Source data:
# # #
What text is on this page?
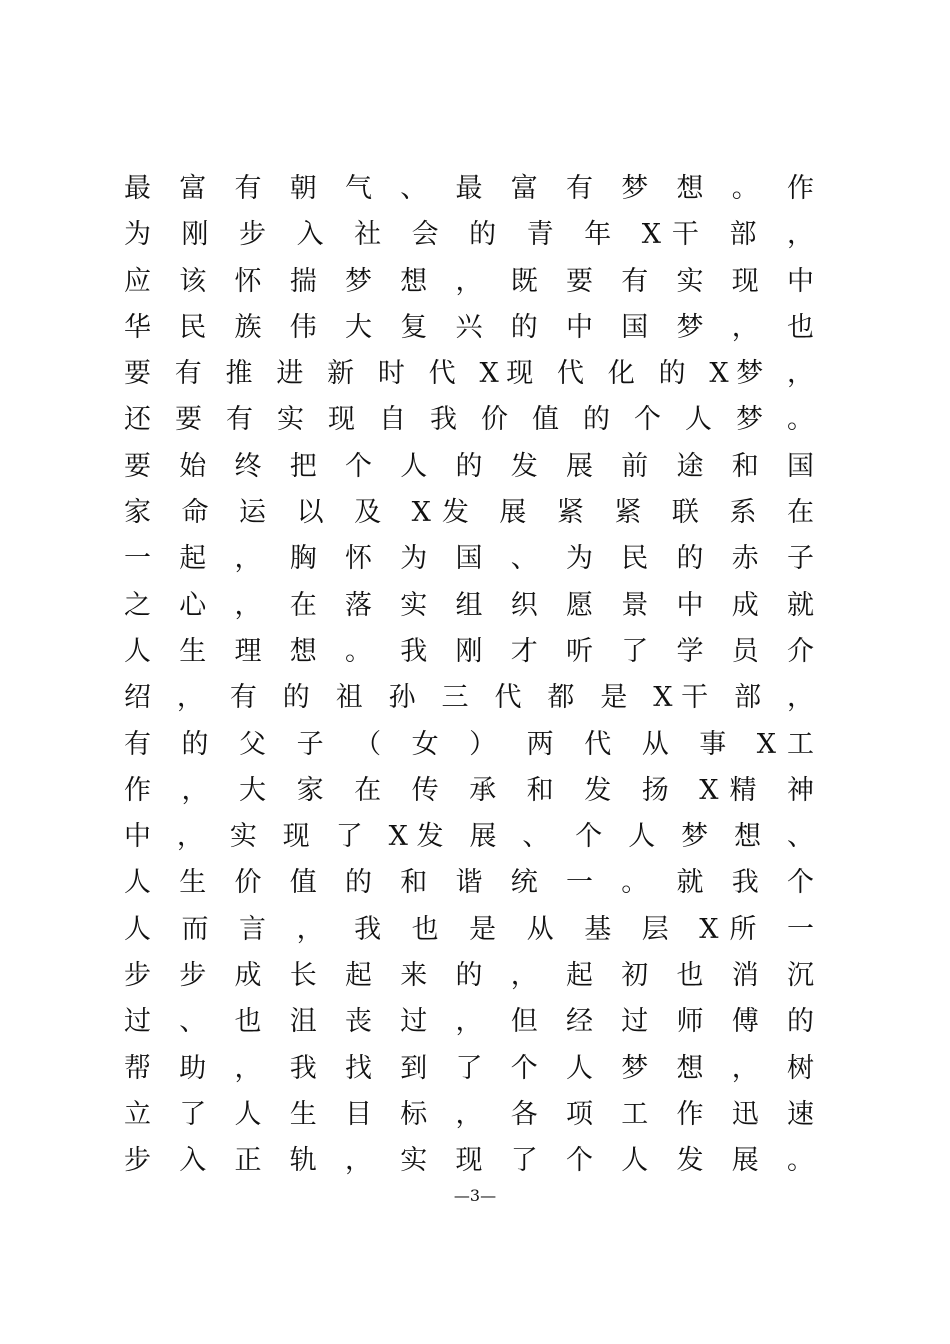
最 富 有 朝 气 、 最 富 有 梦 想 。 作
为 刚 步 入 社 会 的 青 年 X干 部 ，
应 该 怀 揣 梦 想 ， 既 要 有 实 现 中
华 民 族 伟 大 复 兴 的 中 国 梦 ， 也
要 有 推 进 新 时 代 X现 代 化 的 X梦 ，
还 要 有 实 现 自 我 价 值 的 个 人 梦 。
要 始 终 把 个 人 的 发 展 前 途 和 国
家 命 运 以 及 X发 展 紧 紧 联 系 在
一 起 ， 胸 怀 为 国 、 为 民 的 赤 子
之 心 ， 在 落 实 组 织 愿 景 中 成 就
人 生 理 想 。 我 刚 才 听 了 学 员 介
绍 ， 有 的 祖 孙 三 代 都 是 X干 部 ，
有 的 父 子 （ 女 ） 两 代 从 事 X工
作 ， 大 家 在 传 承 和 发 扬 X精 神
中 ， 实 现 了 X发 展 、 个 人 梦 想 、
人 生 价 值 的 和 谐 统 一 。 就 我 个
人 而 言 ， 我 也 是 从 基 层 X所 一
步 步 成 长 起 来 的 ， 起 初 也 消 沉
过 、 也 沮 丧 过 ， 但 经 过 师 傅 的
帮 助 ， 我 找 到 了 个 人 梦 想 ， 树
立 了 人 生 目 标 ， 各 项 工 作 迅 速
步 入 正 轨 ， 实 现 了 个 人 发 展 。
—3—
# # #
Pictures are excluded; copy every other part of the records exactly.

| Complete response |
What text is on this page?
最 富 有 朝 气 、 最 富 有 梦 想 。 作
为 刚 步 入 社 会 的 青 年 X干 部 ，
应 该 怀 揣 梦 想 ， 既 要 有 实 现 中
华 民 族 伟 大 复 兴 的 中 国 梦 ， 也
要 有 推 进 新 时 代 X现 代 化 的 X梦 ，
还 要 有 实 现 自 我 价 值 的 个 人 梦 。
要 始 终 把 个 人 的 发 展 前 途 和 国
家 命 运 以 及 X发 展 紧 紧 联 系 在
一 起 ， 胸 怀 为 国 、 为 民 的 赤 子
之 心 ， 在 落 实 组 织 愿 景 中 成 就
人 生 理 想 。 我 刚 才 听 了 学 员 介
绍 ， 有 的 祖 孙 三 代 都 是 X干 部 ，
有 的 父 子 （ 女 ） 两 代 从 事 X工
作 ， 大 家 在 传 承 和 发 扬 X精 神
中 ， 实 现 了 X发 展 、 个 人 梦 想 、
人 生 价 值 的 和 谐 统 一 。 就 我 个
人 而 言 ， 我 也 是 从 基 层 X所 一
步 步 成 长 起 来 的 ， 起 初 也 消 沉
过 、 也 沮 丧 过 ， 但 经 过 师 傅 的
帮 助 ， 我 找 到 了 个 人 梦 想 ， 树
立 了 人 生 目 标 ， 各 项 工 作 迅 速
步 入 正 轨 ， 实 现 了 个 人 发 展 。
—3—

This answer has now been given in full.